■ Set exercise A: Copy each line of the entries that contains the string "series", keeping only those lines and treating uppercase and lowercase as distinct.

■ Passage:

Kenneth Leech (15 June 1939 – 12 September 2015), also known as Ken Leech, was an English Anglican priest and Christian socialist in the Anglo-Catholic tradition.

Life and career
Leech was born into a secular working-class family in Ashton-under-Lyne in greater Manchester. As a teenager he became a Christian and a socialist at the same time. A speech denouncing apartheid at the Free Trade Hall in Manchester in 1956 by Trevor Huddleston, a priest of the Community of the Resurrection who had just returned from South Africa, had a particularly powerful impact on him. He would remember thinking, "If this faith could drive this man to oppose racism with such passion, perhaps it could drive me too."

Leech moved to the East End of London in 1958, where he began his studies for a degree in history at King's College, London. This move, he later wrote, was the real turning point of his life. He graduated with a Bachelor of Arts degree in 1961 and then went to Trinity College, Oxford, from which he graduated in 1964. After theological studies at St Stephen's House, Oxford, he was ordained to the diaconate in 1964 and priesthood in 1965. He served in urban London parishes afflicted by poverty and confronted issues of racism and drug abuse. After ordination, he served as a curate at Holy Trinity, Hoxton in the East End of London (1964-67) and then from 1967 to 1971 at St Anne's, Soho.

While in Soho, Leech set up the Soho Drug Group (1967) which ministered to young addicts, many of whom had been drawn into prostitution. In 1969, at the instigation of and in conjunction with Anton Wallich-Clifford and the Simon Community, he established the charity Centrepoint which became the United Kingdom's leading national charity tackling youth homelessness. From 1971 to 1974 he was chaplain and tutor in pastoral studies at St Augustine's College, Canterbury. In 1974 he became rector of St Matthew's Bethnal Green where he served until 1979. While at St Matthew's he became deeply involved in the struggle against the National Front and other racist and fascist groups. In 1974, with Rowan Williams (who later became the Archbishop of Canterbury) and others, he founded the Jubilee Group, a network of Christian socialists in Britain and across the Anglican Communion, most of whom were Anglo-Catholics. In 1980 he became Race Relations Field Officer for the British Council of Churches Community and Race Relations Unit. The following year he was named Race Relations Field Officer of the Church of England's Board for Social Responsibility. He was an honorary assistant curate of St Clement's Church, Notting Dale (1982 to 1988), and of St James' Church, Norlands (1985 to 1988). He was director of the Runnymede Trust, a think tank dedicated to promoting ethnic diversity in Britain, from 1987 to 1990. From 1990 until 2004, when he retired from full-time parish ministry, he was community theologian at St Botolph's Aldgate, a church located at the intersection of the City of London and the East End. As archbishop, Rowan Williams awarded him a Lambeth doctorate.

■ Set exercise B: From the passage on Kenneth Leech, pull out the text between "Leech moved to" and "St Anne's, Soho.", inclusive, reproducing it word for word.

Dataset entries
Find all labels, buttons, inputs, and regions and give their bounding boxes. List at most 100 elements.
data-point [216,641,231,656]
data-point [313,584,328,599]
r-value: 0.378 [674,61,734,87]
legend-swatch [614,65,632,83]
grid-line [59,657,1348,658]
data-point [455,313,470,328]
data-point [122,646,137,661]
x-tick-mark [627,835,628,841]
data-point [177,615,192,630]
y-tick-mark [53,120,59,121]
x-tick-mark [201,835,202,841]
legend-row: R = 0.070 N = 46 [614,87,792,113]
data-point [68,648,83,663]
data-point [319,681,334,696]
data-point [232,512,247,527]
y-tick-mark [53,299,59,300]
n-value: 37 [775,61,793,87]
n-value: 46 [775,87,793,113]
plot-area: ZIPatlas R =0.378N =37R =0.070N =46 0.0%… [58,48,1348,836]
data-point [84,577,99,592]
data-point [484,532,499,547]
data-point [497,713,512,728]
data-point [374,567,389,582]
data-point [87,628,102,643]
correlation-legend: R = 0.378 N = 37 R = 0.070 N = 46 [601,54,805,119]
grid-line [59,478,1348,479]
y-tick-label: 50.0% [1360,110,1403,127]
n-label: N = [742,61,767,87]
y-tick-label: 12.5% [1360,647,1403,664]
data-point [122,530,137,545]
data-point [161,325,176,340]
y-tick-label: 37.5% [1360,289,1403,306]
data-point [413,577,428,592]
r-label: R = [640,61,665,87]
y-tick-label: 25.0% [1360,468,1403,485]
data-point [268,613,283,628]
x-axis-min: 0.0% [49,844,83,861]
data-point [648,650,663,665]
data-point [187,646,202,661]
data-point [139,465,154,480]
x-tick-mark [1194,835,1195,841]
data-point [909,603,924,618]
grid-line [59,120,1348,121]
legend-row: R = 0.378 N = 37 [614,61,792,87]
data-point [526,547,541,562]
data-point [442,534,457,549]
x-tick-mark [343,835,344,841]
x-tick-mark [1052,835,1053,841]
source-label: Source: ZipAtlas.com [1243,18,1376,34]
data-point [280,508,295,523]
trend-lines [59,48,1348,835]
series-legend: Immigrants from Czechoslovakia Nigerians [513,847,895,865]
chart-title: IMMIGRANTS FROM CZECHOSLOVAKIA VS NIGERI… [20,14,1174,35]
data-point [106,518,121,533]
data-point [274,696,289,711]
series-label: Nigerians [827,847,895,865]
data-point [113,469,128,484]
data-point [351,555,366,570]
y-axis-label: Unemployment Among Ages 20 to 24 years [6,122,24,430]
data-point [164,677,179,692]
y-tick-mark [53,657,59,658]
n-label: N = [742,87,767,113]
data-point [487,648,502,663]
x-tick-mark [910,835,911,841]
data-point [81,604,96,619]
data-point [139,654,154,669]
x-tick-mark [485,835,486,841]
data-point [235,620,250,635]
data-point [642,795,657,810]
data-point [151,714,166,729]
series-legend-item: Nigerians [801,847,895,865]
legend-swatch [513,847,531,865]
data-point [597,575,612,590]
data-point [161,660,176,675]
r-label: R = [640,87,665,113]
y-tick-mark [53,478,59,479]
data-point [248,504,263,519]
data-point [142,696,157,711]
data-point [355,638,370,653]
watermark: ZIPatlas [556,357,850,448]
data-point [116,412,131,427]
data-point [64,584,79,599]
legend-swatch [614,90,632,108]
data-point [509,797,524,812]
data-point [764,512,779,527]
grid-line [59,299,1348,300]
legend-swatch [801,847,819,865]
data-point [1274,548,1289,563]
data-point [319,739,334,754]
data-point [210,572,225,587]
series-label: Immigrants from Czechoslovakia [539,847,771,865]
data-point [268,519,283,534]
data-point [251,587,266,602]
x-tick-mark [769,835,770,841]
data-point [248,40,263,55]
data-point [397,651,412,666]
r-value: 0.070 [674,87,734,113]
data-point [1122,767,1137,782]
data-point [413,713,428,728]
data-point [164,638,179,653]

■ Right answer A:
series-legend: Immigrants from Czechoslovakia Nigerians [513,847,895,865]
series-label: Nigerians [827,847,895,865]
series-legend-item: Nigerians [801,847,895,865]
series-label: Immigrants from Czechoslovakia [539,847,771,865]

■ Right answer B:
Leech moved to the East End of London in 1958, where he began his studies for a degree in history at King's College, London. This move, he later wrote, was the real turning point of his life. He graduated with a Bachelor of Arts degree in 1961 and then went to Trinity College, Oxford, from which he graduated in 1964. After theological studies at St Stephen's House, Oxford, he was ordained to the diaconate in 1964 and priesthood in 1965. He served in urban London parishes afflicted by poverty and confronted issues of racism and drug abuse. After ordination, he served as a curate at Holy Trinity, Hoxton in the East End of London (1964-67) and then from 1967 to 1971 at St Anne's, Soho.